--- Task statement ---
Every line holding the string "this" should be gathered.
## Begin Record set
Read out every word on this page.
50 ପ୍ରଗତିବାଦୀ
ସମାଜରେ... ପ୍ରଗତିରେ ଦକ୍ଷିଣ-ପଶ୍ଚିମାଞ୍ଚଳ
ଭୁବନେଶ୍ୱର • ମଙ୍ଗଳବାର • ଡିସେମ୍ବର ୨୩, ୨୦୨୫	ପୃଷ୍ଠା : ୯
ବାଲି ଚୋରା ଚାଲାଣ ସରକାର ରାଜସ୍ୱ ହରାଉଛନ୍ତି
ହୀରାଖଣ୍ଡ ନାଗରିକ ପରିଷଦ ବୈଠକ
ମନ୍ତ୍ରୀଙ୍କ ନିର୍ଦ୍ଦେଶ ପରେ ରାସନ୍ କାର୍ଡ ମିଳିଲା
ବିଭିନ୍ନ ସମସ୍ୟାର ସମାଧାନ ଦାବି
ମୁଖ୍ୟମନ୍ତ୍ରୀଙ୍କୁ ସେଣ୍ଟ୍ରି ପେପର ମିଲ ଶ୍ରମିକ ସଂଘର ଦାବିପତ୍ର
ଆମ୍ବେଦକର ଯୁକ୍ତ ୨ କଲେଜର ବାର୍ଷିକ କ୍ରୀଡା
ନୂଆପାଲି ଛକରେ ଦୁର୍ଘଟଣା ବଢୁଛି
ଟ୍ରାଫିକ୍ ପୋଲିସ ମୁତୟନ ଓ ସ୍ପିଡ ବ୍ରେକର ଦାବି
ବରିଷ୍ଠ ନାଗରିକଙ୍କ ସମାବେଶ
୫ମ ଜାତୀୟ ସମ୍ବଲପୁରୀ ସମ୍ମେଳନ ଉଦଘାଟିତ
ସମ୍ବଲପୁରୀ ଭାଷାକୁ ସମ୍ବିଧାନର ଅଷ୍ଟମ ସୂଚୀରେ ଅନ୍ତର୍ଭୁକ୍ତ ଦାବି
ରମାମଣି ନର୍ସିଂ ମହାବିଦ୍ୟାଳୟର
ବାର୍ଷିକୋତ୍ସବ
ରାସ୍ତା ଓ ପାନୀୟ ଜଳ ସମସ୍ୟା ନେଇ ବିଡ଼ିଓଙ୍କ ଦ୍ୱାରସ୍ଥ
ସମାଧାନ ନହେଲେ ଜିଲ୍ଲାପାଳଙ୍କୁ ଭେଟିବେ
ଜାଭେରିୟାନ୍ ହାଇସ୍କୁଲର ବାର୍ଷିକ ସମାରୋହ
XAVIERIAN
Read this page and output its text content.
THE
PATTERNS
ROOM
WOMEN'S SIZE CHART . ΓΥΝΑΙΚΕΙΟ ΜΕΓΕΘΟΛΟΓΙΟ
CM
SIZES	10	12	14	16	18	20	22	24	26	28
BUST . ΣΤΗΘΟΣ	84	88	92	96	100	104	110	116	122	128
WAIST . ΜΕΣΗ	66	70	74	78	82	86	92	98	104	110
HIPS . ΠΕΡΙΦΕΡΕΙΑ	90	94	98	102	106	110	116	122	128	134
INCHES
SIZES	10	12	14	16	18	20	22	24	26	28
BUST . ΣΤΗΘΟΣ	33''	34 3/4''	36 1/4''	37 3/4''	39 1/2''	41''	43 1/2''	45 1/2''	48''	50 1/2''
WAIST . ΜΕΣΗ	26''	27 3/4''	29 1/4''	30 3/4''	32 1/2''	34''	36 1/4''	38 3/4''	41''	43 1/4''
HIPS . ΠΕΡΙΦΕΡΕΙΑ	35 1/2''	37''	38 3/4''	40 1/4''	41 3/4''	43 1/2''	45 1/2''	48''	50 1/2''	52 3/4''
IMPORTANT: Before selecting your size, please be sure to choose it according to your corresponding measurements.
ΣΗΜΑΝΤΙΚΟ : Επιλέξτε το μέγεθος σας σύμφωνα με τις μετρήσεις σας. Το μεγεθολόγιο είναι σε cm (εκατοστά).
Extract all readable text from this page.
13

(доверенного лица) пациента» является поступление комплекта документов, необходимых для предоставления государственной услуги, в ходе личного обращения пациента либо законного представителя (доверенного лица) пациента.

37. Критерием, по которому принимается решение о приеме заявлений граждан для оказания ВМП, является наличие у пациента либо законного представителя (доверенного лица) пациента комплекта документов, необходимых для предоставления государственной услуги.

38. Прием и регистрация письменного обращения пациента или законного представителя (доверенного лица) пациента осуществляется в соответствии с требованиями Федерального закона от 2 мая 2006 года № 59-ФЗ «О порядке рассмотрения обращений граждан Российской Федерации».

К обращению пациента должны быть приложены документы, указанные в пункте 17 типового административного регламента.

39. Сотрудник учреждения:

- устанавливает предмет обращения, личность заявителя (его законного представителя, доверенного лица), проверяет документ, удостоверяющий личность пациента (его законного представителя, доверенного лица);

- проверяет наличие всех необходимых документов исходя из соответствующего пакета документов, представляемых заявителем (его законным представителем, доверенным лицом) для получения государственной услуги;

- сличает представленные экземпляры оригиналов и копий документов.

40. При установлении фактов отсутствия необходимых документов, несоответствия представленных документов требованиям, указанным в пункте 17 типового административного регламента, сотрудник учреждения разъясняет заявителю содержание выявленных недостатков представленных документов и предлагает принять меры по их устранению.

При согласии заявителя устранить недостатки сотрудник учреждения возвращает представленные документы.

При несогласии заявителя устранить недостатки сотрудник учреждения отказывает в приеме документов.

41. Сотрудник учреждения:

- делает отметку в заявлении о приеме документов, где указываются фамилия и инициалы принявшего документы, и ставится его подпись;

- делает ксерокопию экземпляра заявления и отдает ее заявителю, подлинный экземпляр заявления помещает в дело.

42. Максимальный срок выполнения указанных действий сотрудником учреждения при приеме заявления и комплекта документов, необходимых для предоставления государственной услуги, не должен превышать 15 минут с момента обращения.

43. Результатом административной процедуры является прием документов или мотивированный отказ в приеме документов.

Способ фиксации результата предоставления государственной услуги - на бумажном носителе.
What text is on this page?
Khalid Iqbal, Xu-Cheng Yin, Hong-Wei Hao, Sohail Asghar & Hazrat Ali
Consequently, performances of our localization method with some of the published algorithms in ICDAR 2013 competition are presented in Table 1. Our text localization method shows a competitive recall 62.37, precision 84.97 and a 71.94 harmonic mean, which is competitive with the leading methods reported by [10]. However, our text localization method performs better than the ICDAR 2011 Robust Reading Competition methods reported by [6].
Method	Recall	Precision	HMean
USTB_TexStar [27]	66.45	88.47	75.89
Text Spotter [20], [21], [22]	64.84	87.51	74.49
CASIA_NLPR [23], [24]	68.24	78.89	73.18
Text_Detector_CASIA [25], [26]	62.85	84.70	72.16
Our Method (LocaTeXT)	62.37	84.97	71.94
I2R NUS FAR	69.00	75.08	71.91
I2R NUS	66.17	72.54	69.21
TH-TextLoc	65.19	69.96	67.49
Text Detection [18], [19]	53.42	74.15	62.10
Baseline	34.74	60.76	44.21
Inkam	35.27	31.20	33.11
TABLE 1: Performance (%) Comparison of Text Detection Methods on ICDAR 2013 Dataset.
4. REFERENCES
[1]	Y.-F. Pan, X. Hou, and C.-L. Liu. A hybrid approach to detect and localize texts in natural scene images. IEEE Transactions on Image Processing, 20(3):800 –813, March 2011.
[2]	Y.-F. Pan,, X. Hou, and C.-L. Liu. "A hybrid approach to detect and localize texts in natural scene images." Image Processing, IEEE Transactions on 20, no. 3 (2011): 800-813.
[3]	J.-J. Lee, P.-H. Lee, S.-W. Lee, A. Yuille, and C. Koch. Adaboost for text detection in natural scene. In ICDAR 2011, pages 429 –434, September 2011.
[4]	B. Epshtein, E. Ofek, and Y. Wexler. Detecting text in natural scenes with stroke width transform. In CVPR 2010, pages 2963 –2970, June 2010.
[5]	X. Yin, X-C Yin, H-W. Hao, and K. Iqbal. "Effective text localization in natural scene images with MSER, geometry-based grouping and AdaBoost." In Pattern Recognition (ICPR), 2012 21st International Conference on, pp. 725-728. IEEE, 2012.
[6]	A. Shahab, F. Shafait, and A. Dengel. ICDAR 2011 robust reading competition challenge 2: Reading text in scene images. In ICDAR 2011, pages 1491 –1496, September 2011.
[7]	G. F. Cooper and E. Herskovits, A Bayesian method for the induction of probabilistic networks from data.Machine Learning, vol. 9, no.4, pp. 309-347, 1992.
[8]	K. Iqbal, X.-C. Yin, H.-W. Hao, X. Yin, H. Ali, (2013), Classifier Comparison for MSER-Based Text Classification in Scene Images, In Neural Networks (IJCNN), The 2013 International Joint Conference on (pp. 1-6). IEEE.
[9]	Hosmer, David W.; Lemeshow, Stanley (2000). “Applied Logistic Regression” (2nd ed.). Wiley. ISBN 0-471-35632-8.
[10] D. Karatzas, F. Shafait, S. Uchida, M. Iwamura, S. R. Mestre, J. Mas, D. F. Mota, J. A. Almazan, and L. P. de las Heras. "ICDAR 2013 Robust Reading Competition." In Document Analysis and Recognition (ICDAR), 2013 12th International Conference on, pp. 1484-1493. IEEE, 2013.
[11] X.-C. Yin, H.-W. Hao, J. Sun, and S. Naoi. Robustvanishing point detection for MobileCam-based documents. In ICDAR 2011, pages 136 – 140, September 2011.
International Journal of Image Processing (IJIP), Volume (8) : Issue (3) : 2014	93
## End Record set
--- Solution to the problem ---
Read out every word on this page.
Read this page and output its text content.
Extract all readable text from this page.
What text is on this page?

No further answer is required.